■ Task description: Return the material word for word. Do not include the pictures.

■ Dataset rows:
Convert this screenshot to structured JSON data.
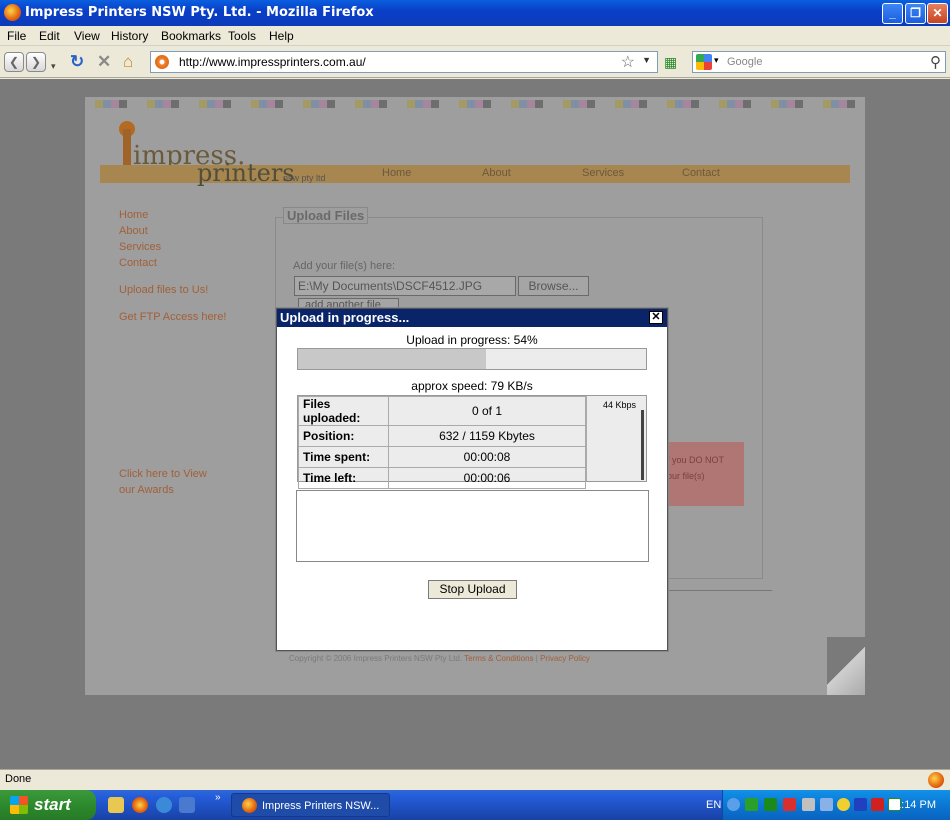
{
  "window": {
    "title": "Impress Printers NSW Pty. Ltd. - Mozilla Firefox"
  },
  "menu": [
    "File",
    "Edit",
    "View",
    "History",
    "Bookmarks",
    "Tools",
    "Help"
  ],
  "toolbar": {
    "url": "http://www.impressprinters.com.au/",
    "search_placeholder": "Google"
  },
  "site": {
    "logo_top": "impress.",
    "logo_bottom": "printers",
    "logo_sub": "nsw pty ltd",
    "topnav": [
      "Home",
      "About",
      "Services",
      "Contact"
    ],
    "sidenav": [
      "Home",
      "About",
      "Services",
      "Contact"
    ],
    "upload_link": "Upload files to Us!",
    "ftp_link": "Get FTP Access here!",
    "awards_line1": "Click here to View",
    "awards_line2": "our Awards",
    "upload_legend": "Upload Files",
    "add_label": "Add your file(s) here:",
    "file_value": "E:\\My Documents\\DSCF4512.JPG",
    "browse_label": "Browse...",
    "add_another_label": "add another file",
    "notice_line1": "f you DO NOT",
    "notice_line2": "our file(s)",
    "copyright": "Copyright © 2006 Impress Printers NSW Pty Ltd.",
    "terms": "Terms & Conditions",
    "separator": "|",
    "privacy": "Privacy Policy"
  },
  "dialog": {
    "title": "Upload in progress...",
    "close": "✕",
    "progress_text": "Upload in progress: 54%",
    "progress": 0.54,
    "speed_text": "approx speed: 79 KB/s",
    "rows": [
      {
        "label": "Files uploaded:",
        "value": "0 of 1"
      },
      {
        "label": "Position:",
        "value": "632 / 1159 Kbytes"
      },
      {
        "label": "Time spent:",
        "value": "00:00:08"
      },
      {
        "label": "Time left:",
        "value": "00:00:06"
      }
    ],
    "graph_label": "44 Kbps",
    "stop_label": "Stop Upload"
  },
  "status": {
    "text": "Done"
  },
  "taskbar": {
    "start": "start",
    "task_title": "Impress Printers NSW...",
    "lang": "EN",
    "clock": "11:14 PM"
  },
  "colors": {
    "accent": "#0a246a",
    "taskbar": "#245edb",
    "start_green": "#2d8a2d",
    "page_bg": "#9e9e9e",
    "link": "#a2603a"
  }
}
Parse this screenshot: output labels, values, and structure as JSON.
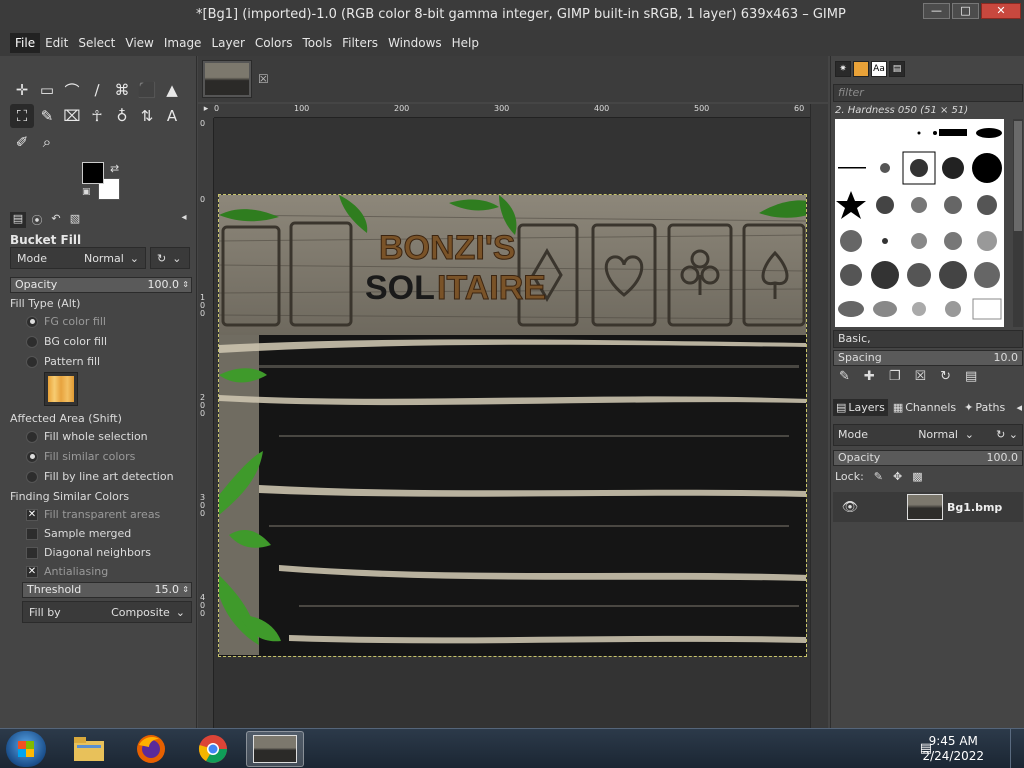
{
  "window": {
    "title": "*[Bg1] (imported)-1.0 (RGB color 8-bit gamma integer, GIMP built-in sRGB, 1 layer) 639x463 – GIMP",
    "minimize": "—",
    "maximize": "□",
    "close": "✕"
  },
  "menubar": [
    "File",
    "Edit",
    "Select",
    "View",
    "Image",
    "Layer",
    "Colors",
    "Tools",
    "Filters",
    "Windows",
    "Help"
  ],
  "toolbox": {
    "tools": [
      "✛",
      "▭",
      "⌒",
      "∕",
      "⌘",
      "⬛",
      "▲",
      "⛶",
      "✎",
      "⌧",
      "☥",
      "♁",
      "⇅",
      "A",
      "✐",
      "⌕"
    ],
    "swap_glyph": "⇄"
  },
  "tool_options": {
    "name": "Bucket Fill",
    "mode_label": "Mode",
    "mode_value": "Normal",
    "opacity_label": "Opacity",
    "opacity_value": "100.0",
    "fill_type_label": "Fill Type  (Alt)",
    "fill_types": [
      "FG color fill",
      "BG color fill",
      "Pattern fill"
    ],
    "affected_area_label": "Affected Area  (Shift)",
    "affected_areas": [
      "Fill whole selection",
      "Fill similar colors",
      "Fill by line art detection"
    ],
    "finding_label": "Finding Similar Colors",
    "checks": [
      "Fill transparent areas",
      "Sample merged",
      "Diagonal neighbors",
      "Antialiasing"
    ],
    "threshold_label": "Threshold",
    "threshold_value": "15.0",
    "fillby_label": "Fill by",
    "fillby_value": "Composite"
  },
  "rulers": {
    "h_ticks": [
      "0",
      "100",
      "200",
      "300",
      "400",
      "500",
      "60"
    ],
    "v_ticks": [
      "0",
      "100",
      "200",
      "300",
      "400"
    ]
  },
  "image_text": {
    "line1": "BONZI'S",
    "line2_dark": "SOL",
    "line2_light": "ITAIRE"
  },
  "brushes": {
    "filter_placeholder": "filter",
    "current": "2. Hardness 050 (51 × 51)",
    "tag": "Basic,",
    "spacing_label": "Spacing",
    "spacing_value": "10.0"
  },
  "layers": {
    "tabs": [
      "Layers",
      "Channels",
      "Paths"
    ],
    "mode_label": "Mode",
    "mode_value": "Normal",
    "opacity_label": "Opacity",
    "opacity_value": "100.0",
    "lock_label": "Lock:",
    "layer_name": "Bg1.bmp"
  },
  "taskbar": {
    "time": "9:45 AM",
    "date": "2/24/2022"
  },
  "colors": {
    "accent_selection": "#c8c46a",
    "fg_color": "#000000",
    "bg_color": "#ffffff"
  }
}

■ Response to the task:
Convert this screenshot to structured JSON data.
{
  "window": {
    "title": "Impress Printers NSW Pty. Ltd. - Mozilla Firefox"
  },
  "menu": [
    "File",
    "Edit",
    "View",
    "History",
    "Bookmarks",
    "Tools",
    "Help"
  ],
  "toolbar": {
    "url": "http://www.impressprinters.com.au/",
    "search_placeholder": "Google"
  },
  "site": {
    "logo_top": "impress.",
    "logo_bottom": "printers",
    "logo_sub": "nsw pty ltd",
    "topnav": [
      "Home",
      "About",
      "Services",
      "Contact"
    ],
    "sidenav": [
      "Home",
      "About",
      "Services",
      "Contact"
    ],
    "upload_link": "Upload files to Us!",
    "ftp_link": "Get FTP Access here!",
    "awards_line1": "Click here to View",
    "awards_line2": "our Awards",
    "upload_legend": "Upload Files",
    "add_label": "Add your file(s) here:",
    "file_value": "E:\\My Documents\\DSCF4512.JPG",
    "browse_label": "Browse...",
    "add_another_label": "add another file",
    "notice_line1": "f you DO NOT",
    "notice_line2": "our file(s)",
    "copyright": "Copyright © 2006 Impress Printers NSW Pty Ltd.",
    "terms": "Terms & Conditions",
    "separator": "|",
    "privacy": "Privacy Policy"
  },
  "dialog": {
    "title": "Upload in progress...",
    "close": "✕",
    "progress_text": "Upload in progress: 54%",
    "progress": 0.54,
    "speed_text": "approx speed: 79 KB/s",
    "rows": [
      {
        "label": "Files uploaded:",
        "value": "0 of 1"
      },
      {
        "label": "Position:",
        "value": "632 / 1159 Kbytes"
      },
      {
        "label": "Time spent:",
        "value": "00:00:08"
      },
      {
        "label": "Time left:",
        "value": "00:00:06"
      }
    ],
    "graph_label": "44 Kbps",
    "stop_label": "Stop Upload"
  },
  "status": {
    "text": "Done"
  },
  "taskbar": {
    "start": "start",
    "task_title": "Impress Printers NSW...",
    "lang": "EN",
    "clock": "11:14 PM"
  },
  "colors": {
    "accent": "#0a246a",
    "taskbar": "#245edb",
    "start_green": "#2d8a2d",
    "page_bg": "#9e9e9e",
    "link": "#a2603a"
  }
}
Parse this screenshot: output labels, values, and structure as JSON.
{
  "window": {
    "title": "*[Bg1] (imported)-1.0 (RGB color 8-bit gamma integer, GIMP built-in sRGB, 1 layer) 639x463 – GIMP",
    "minimize": "—",
    "maximize": "□",
    "close": "✕"
  },
  "menubar": [
    "File",
    "Edit",
    "Select",
    "View",
    "Image",
    "Layer",
    "Colors",
    "Tools",
    "Filters",
    "Windows",
    "Help"
  ],
  "toolbox": {
    "tools": [
      "✛",
      "▭",
      "⌒",
      "∕",
      "⌘",
      "⬛",
      "▲",
      "⛶",
      "✎",
      "⌧",
      "☥",
      "♁",
      "⇅",
      "A",
      "✐",
      "⌕"
    ],
    "swap_glyph": "⇄"
  },
  "tool_options": {
    "name": "Bucket Fill",
    "mode_label": "Mode",
    "mode_value": "Normal",
    "opacity_label": "Opacity",
    "opacity_value": "100.0",
    "fill_type_label": "Fill Type  (Alt)",
    "fill_types": [
      "FG color fill",
      "BG color fill",
      "Pattern fill"
    ],
    "affected_area_label": "Affected Area  (Shift)",
    "affected_areas": [
      "Fill whole selection",
      "Fill similar colors",
      "Fill by line art detection"
    ],
    "finding_label": "Finding Similar Colors",
    "checks": [
      "Fill transparent areas",
      "Sample merged",
      "Diagonal neighbors",
      "Antialiasing"
    ],
    "threshold_label": "Threshold",
    "threshold_value": "15.0",
    "fillby_label": "Fill by",
    "fillby_value": "Composite"
  },
  "rulers": {
    "h_ticks": [
      "0",
      "100",
      "200",
      "300",
      "400",
      "500",
      "60"
    ],
    "v_ticks": [
      "0",
      "100",
      "200",
      "300",
      "400"
    ]
  },
  "image_text": {
    "line1": "BONZI'S",
    "line2_dark": "SOL",
    "line2_light": "ITAIRE"
  },
  "brushes": {
    "filter_placeholder": "filter",
    "current": "2. Hardness 050 (51 × 51)",
    "tag": "Basic,",
    "spacing_label": "Spacing",
    "spacing_value": "10.0"
  },
  "layers": {
    "tabs": [
      "Layers",
      "Channels",
      "Paths"
    ],
    "mode_label": "Mode",
    "mode_value": "Normal",
    "opacity_label": "Opacity",
    "opacity_value": "100.0",
    "lock_label": "Lock:",
    "layer_name": "Bg1.bmp"
  },
  "taskbar": {
    "time": "9:45 AM",
    "date": "2/24/2022"
  },
  "colors": {
    "accent_selection": "#c8c46a",
    "fg_color": "#000000",
    "bg_color": "#ffffff"
  }
}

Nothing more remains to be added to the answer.